___ MATERIAL ___

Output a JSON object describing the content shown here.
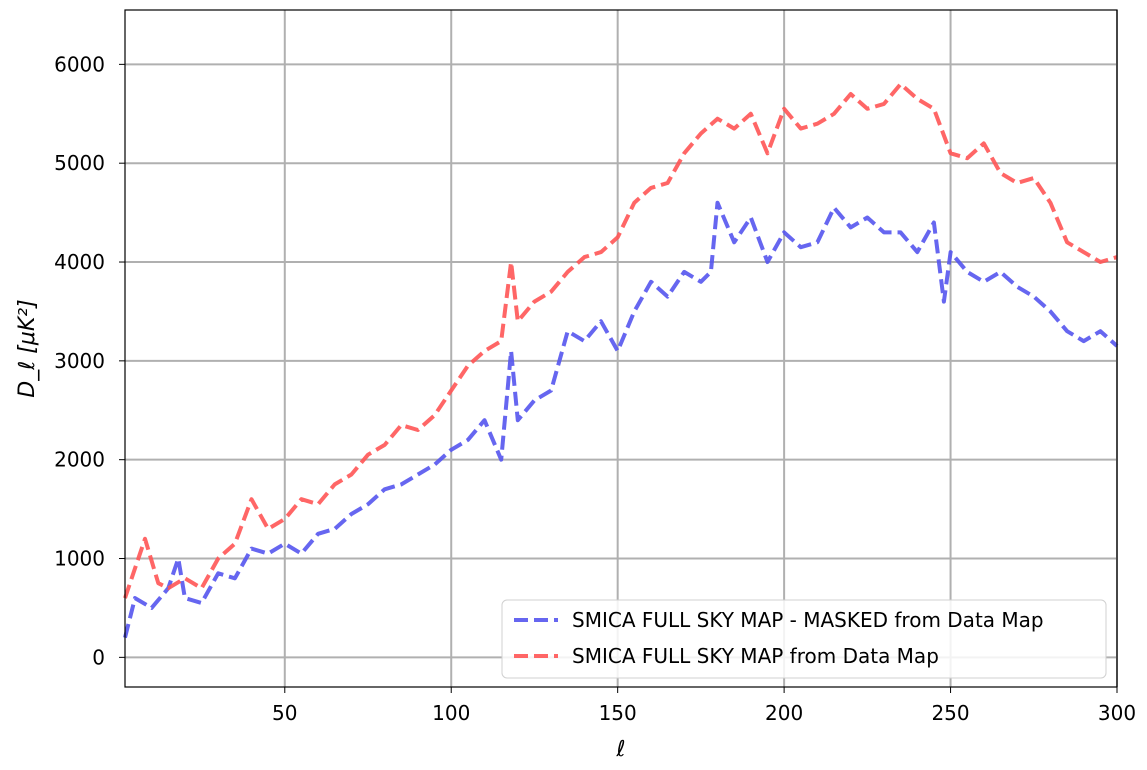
{
  "chart_data": {
    "type": "line",
    "xlabel": "ℓ",
    "ylabel": "D_ℓ [μK²]",
    "xlim": [
      2,
      300
    ],
    "ylim": [
      -300,
      6550
    ],
    "grid": true,
    "legend_position": "lower-right",
    "x_ticks": [
      50,
      100,
      150,
      200,
      250,
      300
    ],
    "y_ticks": [
      0,
      1000,
      2000,
      3000,
      4000,
      5000,
      6000
    ],
    "series": [
      {
        "name": "SMICA FULL SKY MAP - MASKED from Data Map",
        "color": "#5555ee",
        "style": "dashed",
        "x": [
          2,
          5,
          10,
          15,
          18,
          20,
          25,
          30,
          35,
          40,
          45,
          50,
          55,
          60,
          65,
          70,
          75,
          80,
          85,
          90,
          95,
          100,
          105,
          110,
          115,
          118,
          120,
          125,
          130,
          135,
          140,
          145,
          150,
          155,
          160,
          165,
          170,
          175,
          178,
          180,
          185,
          190,
          195,
          200,
          205,
          210,
          215,
          220,
          225,
          230,
          235,
          240,
          245,
          248,
          250,
          255,
          260,
          265,
          270,
          275,
          280,
          285,
          290,
          295,
          300
        ],
        "y": [
          200,
          600,
          500,
          700,
          1000,
          600,
          550,
          850,
          800,
          1100,
          1050,
          1150,
          1050,
          1250,
          1300,
          1450,
          1550,
          1700,
          1750,
          1850,
          1950,
          2100,
          2200,
          2400,
          2000,
          3100,
          2400,
          2600,
          2700,
          3300,
          3200,
          3400,
          3100,
          3500,
          3800,
          3650,
          3900,
          3800,
          3900,
          4600,
          4200,
          4450,
          4000,
          4300,
          4150,
          4200,
          4550,
          4350,
          4450,
          4300,
          4300,
          4100,
          4400,
          3600,
          4100,
          3900,
          3800,
          3900,
          3750,
          3650,
          3500,
          3300,
          3200,
          3300,
          3150
        ]
      },
      {
        "name": "SMICA FULL SKY MAP from Data Map",
        "color": "#ff5555",
        "style": "dashed",
        "x": [
          2,
          5,
          8,
          12,
          15,
          20,
          25,
          30,
          35,
          40,
          45,
          50,
          55,
          60,
          65,
          70,
          75,
          80,
          85,
          90,
          95,
          100,
          105,
          110,
          115,
          118,
          120,
          125,
          130,
          135,
          140,
          145,
          150,
          155,
          160,
          165,
          170,
          175,
          180,
          185,
          190,
          195,
          200,
          205,
          210,
          215,
          220,
          225,
          230,
          235,
          240,
          245,
          250,
          255,
          260,
          265,
          270,
          275,
          280,
          285,
          290,
          295,
          300
        ],
        "y": [
          600,
          900,
          1200,
          750,
          700,
          800,
          700,
          1000,
          1150,
          1600,
          1300,
          1400,
          1600,
          1550,
          1750,
          1850,
          2050,
          2150,
          2350,
          2300,
          2450,
          2700,
          2950,
          3100,
          3200,
          4000,
          3400,
          3600,
          3700,
          3900,
          4050,
          4100,
          4250,
          4600,
          4750,
          4800,
          5100,
          5300,
          5450,
          5350,
          5500,
          5100,
          5550,
          5350,
          5400,
          5500,
          5700,
          5550,
          5600,
          5800,
          5650,
          5550,
          5100,
          5050,
          5200,
          4900,
          4800,
          4850,
          4600,
          4200,
          4100,
          4000,
          4050
        ]
      }
    ]
  }
}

___

EXERCISE DESCRIPTION: Would you return the data exactly as written, without the pictures?

ANSWER TO THIS PROBLEM:
Output a JSON object describing the content shown here.
{
  "chart_data": {
    "type": "line",
    "xlabel": "ℓ",
    "ylabel": "D_ℓ [μK²]",
    "xlim": [
      2,
      300
    ],
    "ylim": [
      -300,
      6550
    ],
    "grid": true,
    "legend_position": "lower-right",
    "x_ticks": [
      50,
      100,
      150,
      200,
      250,
      300
    ],
    "y_ticks": [
      0,
      1000,
      2000,
      3000,
      4000,
      5000,
      6000
    ],
    "series": [
      {
        "name": "SMICA FULL SKY MAP - MASKED from Data Map",
        "color": "#5555ee",
        "style": "dashed",
        "x": [
          2,
          5,
          10,
          15,
          18,
          20,
          25,
          30,
          35,
          40,
          45,
          50,
          55,
          60,
          65,
          70,
          75,
          80,
          85,
          90,
          95,
          100,
          105,
          110,
          115,
          118,
          120,
          125,
          130,
          135,
          140,
          145,
          150,
          155,
          160,
          165,
          170,
          175,
          178,
          180,
          185,
          190,
          195,
          200,
          205,
          210,
          215,
          220,
          225,
          230,
          235,
          240,
          245,
          248,
          250,
          255,
          260,
          265,
          270,
          275,
          280,
          285,
          290,
          295,
          300
        ],
        "y": [
          200,
          600,
          500,
          700,
          1000,
          600,
          550,
          850,
          800,
          1100,
          1050,
          1150,
          1050,
          1250,
          1300,
          1450,
          1550,
          1700,
          1750,
          1850,
          1950,
          2100,
          2200,
          2400,
          2000,
          3100,
          2400,
          2600,
          2700,
          3300,
          3200,
          3400,
          3100,
          3500,
          3800,
          3650,
          3900,
          3800,
          3900,
          4600,
          4200,
          4450,
          4000,
          4300,
          4150,
          4200,
          4550,
          4350,
          4450,
          4300,
          4300,
          4100,
          4400,
          3600,
          4100,
          3900,
          3800,
          3900,
          3750,
          3650,
          3500,
          3300,
          3200,
          3300,
          3150
        ]
      },
      {
        "name": "SMICA FULL SKY MAP from Data Map",
        "color": "#ff5555",
        "style": "dashed",
        "x": [
          2,
          5,
          8,
          12,
          15,
          20,
          25,
          30,
          35,
          40,
          45,
          50,
          55,
          60,
          65,
          70,
          75,
          80,
          85,
          90,
          95,
          100,
          105,
          110,
          115,
          118,
          120,
          125,
          130,
          135,
          140,
          145,
          150,
          155,
          160,
          165,
          170,
          175,
          180,
          185,
          190,
          195,
          200,
          205,
          210,
          215,
          220,
          225,
          230,
          235,
          240,
          245,
          250,
          255,
          260,
          265,
          270,
          275,
          280,
          285,
          290,
          295,
          300
        ],
        "y": [
          600,
          900,
          1200,
          750,
          700,
          800,
          700,
          1000,
          1150,
          1600,
          1300,
          1400,
          1600,
          1550,
          1750,
          1850,
          2050,
          2150,
          2350,
          2300,
          2450,
          2700,
          2950,
          3100,
          3200,
          4000,
          3400,
          3600,
          3700,
          3900,
          4050,
          4100,
          4250,
          4600,
          4750,
          4800,
          5100,
          5300,
          5450,
          5350,
          5500,
          5100,
          5550,
          5350,
          5400,
          5500,
          5700,
          5550,
          5600,
          5800,
          5650,
          5550,
          5100,
          5050,
          5200,
          4900,
          4800,
          4850,
          4600,
          4200,
          4100,
          4000,
          4050
        ]
      }
    ]
  }
}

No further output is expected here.